> _PASSAGE FOR REVIEW_
⟨

Comprehensive analysis of single molecule sequencing-derived complete genome and whole transcriptome of Hyposidra talaca nuclear polyhedrosis virus

Abstract

We sequenced the Hyposidra talaca NPV (HytaNPV) double stranded circular DNA genome using PacBio single molecule sequencing technology. We found that the HytaNPV genome is 139,089 bp long with a GC content of 39.6%. It encodes 141 open reading frames (ORFs) including the 37 baculovirus core genes, 25 genes conserved among lepidopteran baculoviruses, 72 genes known in baculovirus, and 7 genes unique to the HytaNPV genome. It is a group II alphabaculovirus that codes for the F protein and lacks the gp64 gene found in group I alphabaculovirus viruses. Using RNA-seq, we confirmed the expression of the ORFs identified in the HytaNPV genome. Phylogenetic analysis showed HytaNPV to be closest to BusuNPV, SujuNPV and EcobNPV that infect other tea pests, Buzura suppressaria, Sucra jujuba, and Ectropis oblique, respectively. We identified repeat elements and a conserved non-coding baculovirus element in the genome. Analysis of the putative promoter sequences identified motif consistent with the temporal expression of the genes observed in the RNA-seq data.

Figure 1

(a) H. talaca healthy larvae. (b) H. talaca larvae exhibiting typical NPV infected symptom hanging from tea leaves. (c) Scanning electron micrograph showing the polyhedral inclusion bodies.

Figure 2

Circular diagram of the HytaNPV genome and annotation. The arrows represent position and direction of ORFs. The first ORF (orf1) is the polyhedrin gene. red – core genes, which are conserved among all baculoviruses; blue – genes conserved among lepidopteran baculoviruses; gray – known genes, which are found in baculovirus; green - unique genes, which are only found in HytaNPV.

⟩

> _CHECK YOUR UNDERSTANDING_
A: In the HytaNPV genome passage, what is the GC content of the genome?
B: List every category of open reading frames given in the HytaNPV genome passage, with the number of genes in each.
C: Write the next paragraph of the HytaNPV genome passage, following on from its last figure caption.

> _GIVEN RECORDS_
⟨

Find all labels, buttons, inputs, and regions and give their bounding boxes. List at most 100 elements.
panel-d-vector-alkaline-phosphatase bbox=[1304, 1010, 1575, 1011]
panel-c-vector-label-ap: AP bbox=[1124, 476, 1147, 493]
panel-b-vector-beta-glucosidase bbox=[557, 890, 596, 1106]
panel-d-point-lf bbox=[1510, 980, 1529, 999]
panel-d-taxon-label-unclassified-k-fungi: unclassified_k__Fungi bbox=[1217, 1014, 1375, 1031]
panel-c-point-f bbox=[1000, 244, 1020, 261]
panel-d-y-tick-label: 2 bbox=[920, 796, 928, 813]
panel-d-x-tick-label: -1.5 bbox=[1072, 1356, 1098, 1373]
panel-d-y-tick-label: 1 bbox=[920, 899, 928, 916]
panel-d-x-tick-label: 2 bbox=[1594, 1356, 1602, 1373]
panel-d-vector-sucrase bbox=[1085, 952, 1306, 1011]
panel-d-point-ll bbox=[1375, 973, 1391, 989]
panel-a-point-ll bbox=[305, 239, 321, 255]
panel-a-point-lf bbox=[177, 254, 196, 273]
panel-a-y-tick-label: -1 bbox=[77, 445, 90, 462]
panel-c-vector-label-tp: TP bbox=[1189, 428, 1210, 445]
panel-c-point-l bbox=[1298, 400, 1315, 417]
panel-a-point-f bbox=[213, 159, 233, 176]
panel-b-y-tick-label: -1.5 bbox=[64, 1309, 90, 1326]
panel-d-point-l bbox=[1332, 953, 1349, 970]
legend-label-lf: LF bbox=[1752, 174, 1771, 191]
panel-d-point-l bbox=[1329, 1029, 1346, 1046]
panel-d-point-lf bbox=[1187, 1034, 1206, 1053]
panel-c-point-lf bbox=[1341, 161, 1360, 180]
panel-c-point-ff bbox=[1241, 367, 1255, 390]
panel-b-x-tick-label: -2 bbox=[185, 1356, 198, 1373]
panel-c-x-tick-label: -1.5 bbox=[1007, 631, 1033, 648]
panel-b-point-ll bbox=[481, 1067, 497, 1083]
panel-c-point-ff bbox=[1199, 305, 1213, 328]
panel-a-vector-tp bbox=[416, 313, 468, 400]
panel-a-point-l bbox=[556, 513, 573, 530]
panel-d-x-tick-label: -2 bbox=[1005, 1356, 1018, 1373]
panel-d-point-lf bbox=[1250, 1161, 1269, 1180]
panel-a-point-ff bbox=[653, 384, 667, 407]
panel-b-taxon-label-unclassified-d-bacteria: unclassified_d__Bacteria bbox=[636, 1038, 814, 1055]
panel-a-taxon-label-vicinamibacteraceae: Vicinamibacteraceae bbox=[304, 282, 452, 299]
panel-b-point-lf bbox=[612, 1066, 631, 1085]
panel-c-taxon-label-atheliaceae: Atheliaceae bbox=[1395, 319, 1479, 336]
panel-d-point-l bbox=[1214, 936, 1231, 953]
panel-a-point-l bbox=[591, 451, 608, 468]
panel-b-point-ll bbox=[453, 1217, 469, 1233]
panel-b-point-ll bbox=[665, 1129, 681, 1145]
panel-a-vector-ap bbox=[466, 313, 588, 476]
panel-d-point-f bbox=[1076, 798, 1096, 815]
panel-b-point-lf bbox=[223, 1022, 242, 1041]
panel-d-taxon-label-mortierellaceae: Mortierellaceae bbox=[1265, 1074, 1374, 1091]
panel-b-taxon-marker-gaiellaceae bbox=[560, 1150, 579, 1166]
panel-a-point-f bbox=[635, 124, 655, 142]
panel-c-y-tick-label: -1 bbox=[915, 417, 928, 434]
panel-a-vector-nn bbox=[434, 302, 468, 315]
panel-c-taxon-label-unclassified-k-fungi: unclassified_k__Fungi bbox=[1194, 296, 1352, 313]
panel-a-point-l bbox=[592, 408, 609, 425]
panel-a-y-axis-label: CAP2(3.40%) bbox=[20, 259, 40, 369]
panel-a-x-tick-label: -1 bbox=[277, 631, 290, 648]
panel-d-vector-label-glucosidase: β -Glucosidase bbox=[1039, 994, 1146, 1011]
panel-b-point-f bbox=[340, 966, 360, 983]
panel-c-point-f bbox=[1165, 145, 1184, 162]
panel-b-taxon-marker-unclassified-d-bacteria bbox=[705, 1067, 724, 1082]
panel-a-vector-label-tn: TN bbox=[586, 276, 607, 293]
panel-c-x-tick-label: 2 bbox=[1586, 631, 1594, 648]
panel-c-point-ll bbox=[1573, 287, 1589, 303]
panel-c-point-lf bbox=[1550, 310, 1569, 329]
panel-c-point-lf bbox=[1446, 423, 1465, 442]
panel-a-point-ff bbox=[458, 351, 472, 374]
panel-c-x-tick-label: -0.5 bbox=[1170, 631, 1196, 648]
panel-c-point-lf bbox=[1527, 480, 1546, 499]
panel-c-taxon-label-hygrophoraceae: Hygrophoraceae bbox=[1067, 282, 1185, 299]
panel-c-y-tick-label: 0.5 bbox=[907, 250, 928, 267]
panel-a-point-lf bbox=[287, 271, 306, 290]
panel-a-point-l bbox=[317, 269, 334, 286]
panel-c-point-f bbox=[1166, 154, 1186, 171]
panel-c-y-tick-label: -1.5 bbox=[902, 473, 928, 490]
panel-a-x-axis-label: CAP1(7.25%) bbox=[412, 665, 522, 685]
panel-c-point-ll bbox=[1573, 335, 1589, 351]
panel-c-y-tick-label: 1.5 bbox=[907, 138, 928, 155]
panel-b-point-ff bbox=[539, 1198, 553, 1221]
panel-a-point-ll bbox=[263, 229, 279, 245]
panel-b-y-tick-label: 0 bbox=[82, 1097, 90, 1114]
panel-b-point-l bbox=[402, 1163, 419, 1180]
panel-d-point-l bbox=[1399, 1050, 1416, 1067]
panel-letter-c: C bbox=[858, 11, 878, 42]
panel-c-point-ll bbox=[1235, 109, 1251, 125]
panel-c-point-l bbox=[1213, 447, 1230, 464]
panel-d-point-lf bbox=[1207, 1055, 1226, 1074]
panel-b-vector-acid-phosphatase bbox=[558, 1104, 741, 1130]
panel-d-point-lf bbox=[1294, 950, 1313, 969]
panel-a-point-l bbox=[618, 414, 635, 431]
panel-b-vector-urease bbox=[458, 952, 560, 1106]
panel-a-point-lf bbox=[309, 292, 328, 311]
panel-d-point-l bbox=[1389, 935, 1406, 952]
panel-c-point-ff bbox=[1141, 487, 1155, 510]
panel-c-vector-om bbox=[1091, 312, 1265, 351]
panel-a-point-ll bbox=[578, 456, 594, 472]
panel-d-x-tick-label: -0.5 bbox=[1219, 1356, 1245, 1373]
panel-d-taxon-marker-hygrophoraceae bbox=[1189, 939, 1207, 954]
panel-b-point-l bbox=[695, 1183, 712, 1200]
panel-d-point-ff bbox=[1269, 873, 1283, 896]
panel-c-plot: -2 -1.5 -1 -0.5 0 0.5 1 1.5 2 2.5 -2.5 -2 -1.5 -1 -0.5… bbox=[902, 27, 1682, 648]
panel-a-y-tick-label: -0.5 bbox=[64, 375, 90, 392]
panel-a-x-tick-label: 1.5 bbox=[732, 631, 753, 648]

⟩

> _ANSWERS_
A: 39.6%

B:
- Baculovirus core genes: 37
- Genes conserved among lepidopteran baculoviruses: 25
- Genes known in baculovirus: 72
- Genes unique to the HytaNPV genome: 7

C:
Figure 3

Molecular phylogenetic analysis by Maximum Likelihood method. The tree was constructed using 37 core genes from 81 baculovirus complete genomes (Supplementary Table S4). Bootstrap value resulted from 1000 replications is shown in each node. Red arrow - HytaNPV.

Figure 4

Comparison of HytaNPV against other known baculoviruses. Heatmap showing amino acid identity (%) resulting from blastp (evalue <= 1) of HytaNPV protein sequences against protein sequences of all complete baculovirus genomes. Rows – 141 HytaNPV genes arranged by 4 groups as shown in Fig. 2. Columns – 81 baculoviruses including HytaNPV in the order determined by phylogenetic analysis (Fig. 3). HytaNPV was indicated by red arrow.

Figure 5

Multiple genome alignment of HytaNPV, BusuNPV, SujuNPV and AcMNPV genomes using progressiveMauve algorithm with default parameters, where HytaNPV was used as the reference. Conserved genomic regions (locally collinear blocks - LCB) are shown as rectangle blocks with unique colors.

Figure 6

Repeat analysis of HytaNPV. Shown are 6 repeat regions identified in HytaNPV genome.

Figure 7

Multiple sequence alignment of Conserved Noncoding Functional Elements (CNEs). (a) CNEs identified in 53 alphabaculovirus genomes were aligned using ClustalW. Nucleotides that are identical at a given position across all CNEs are highlighted in light green while those that are identical in at least 70% of all CNEs are highlighted in light blue. (b) Consensus CNE sequence from multiple sequence alignment using Weblogo.

Figure 8

HytaNPV promoter motif analysis. (a) Number of predicted early and late (or both) genes in HytaNPV based on the presence of known core promoter motifs in sequences 200 bp immediately upstream of each annotated HytaNPV ORF. (b–d) Boxplots that show the distribution of distances (in bp) of key core promoter motifs from the start codon (‘ATG’) (b,d) or TATA box (b).